Task data –
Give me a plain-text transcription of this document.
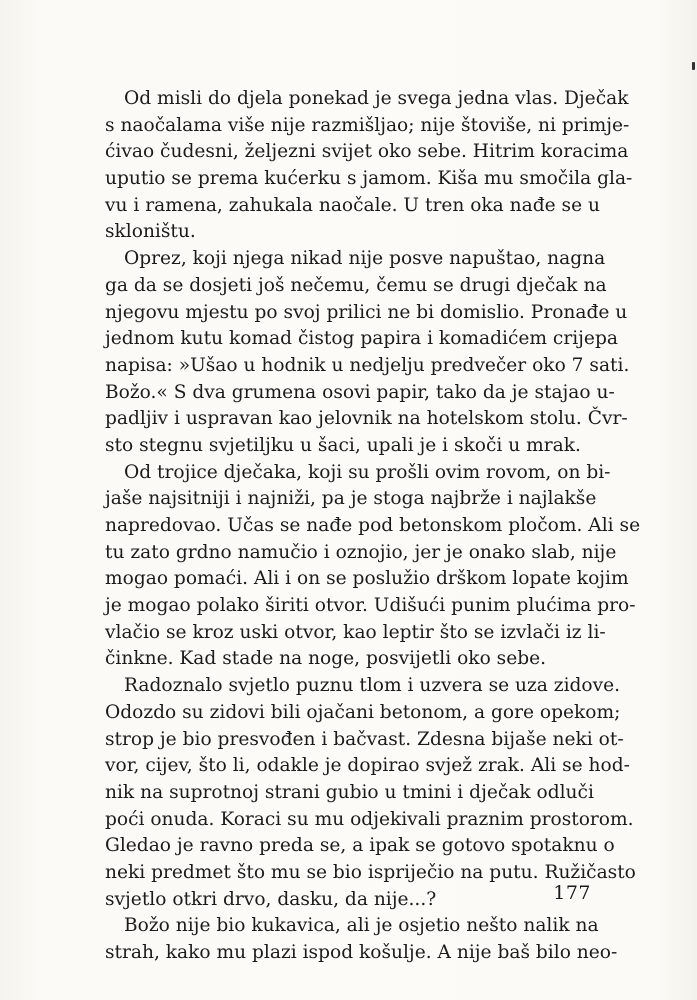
Od misli do djela ponekad je svega jedna vlas. Dječak
s naočalama više nije razmišljao; nije štoviše, ni primje-
ćivao čudesni, željezni svijet oko sebe. Hitrim koracima
uputio se prema kućerku s jamom. Kiša mu smočila gla-
vu i ramena, zahukala naočale. U tren oka nađe se u
skloništu.
Oprez, koji njega nikad nije posve napuštao, nagna
ga da se dosjeti još nečemu, čemu se drugi dječak na
njegovu mjestu po svoj prilici ne bi domislio. Pronađe u
jednom kutu komad čistog papira i komadićem crijepa
napisa: »Ušao u hodnik u nedjelju predvečer oko 7 sati.
Božo.« S dva grumena osovi papir, tako da je stajao u-
padljiv i uspravan kao jelovnik na hotelskom stolu. Čvr-
sto stegnu svjetiljku u šaci, upali je i skoči u mrak.
Od trojice dječaka, koji su prošli ovim rovom, on bi-
jaše najsitniji i najniži, pa je stoga najbrže i najlakše
napredovao. Učas se nađe pod betonskom pločom. Ali se
tu zato grdno namučio i oznojio, jer je onako slab, nije
mogao pomaći. Ali i on se poslužio drškom lopate kojim
je mogao polako širiti otvor. Udišući punim plućima pro-
vlačio se kroz uski otvor, kao leptir što se izvlači iz li-
činkne. Kad stade na noge, posvijetli oko sebe.
Radoznalo svjetlo puznu tlom i uzvera se uza zidove.
Odozdo su zidovi bili ojačani betonom, a gore opekom;
strop je bio presvođen i bačvast. Zdesna bijaše neki ot-
vor, cijev, što li, odakle je dopirao svjež zrak. Ali se hod-
nik na suprotnoj strani gubio u tmini i dječak odluči
poći onuda. Koraci su mu odjekivali praznim prostorom.
Gledao je ravno preda se, a ipak se gotovo spotaknu o
neki predmet što mu se bio ispriječio na putu. Ružičasto
svjetlo otkri drvo, dasku, da nije...?
Božo nije bio kukavica, ali je osjetio nešto nalik na
strah, kako mu plazi ispod košulje. A nije baš bilo neo-
177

Written instruction – Pictures in the records above are left out; print everything else exactly as written.

Exercise output –
Give me a plain-text transcription of this document.
Od misli do djela ponekad je svega jedna vlas. Dječak
s naočalama više nije razmišljao; nije štoviše, ni primje-
ćivao čudesni, željezni svijet oko sebe. Hitrim koracima
uputio se prema kućerku s jamom. Kiša mu smočila gla-
vu i ramena, zahukala naočale. U tren oka nađe se u
skloništu.
Oprez, koji njega nikad nije posve napuštao, nagna
ga da se dosjeti još nečemu, čemu se drugi dječak na
njegovu mjestu po svoj prilici ne bi domislio. Pronađe u
jednom kutu komad čistog papira i komadićem crijepa
napisa: »Ušao u hodnik u nedjelju predvečer oko 7 sati.
Božo.« S dva grumena osovi papir, tako da je stajao u-
padljiv i uspravan kao jelovnik na hotelskom stolu. Čvr-
sto stegnu svjetiljku u šaci, upali je i skoči u mrak.
Od trojice dječaka, koji su prošli ovim rovom, on bi-
jaše najsitniji i najniži, pa je stoga najbrže i najlakše
napredovao. Učas se nađe pod betonskom pločom. Ali se
tu zato grdno namučio i oznojio, jer je onako slab, nije
mogao pomaći. Ali i on se poslužio drškom lopate kojim
je mogao polako širiti otvor. Udišući punim plućima pro-
vlačio se kroz uski otvor, kao leptir što se izvlači iz li-
činkne. Kad stade na noge, posvijetli oko sebe.
Radoznalo svjetlo puznu tlom i uzvera se uza zidove.
Odozdo su zidovi bili ojačani betonom, a gore opekom;
strop je bio presvođen i bačvast. Zdesna bijaše neki ot-
vor, cijev, što li, odakle je dopirao svjež zrak. Ali se hod-
nik na suprotnoj strani gubio u tmini i dječak odluči
poći onuda. Koraci su mu odjekivali praznim prostorom.
Gledao je ravno preda se, a ipak se gotovo spotaknu o
neki predmet što mu se bio ispriječio na putu. Ružičasto
svjetlo otkri drvo, dasku, da nije...?
Božo nije bio kukavica, ali je osjetio nešto nalik na
strah, kako mu plazi ispod košulje. A nije baš bilo neo-
177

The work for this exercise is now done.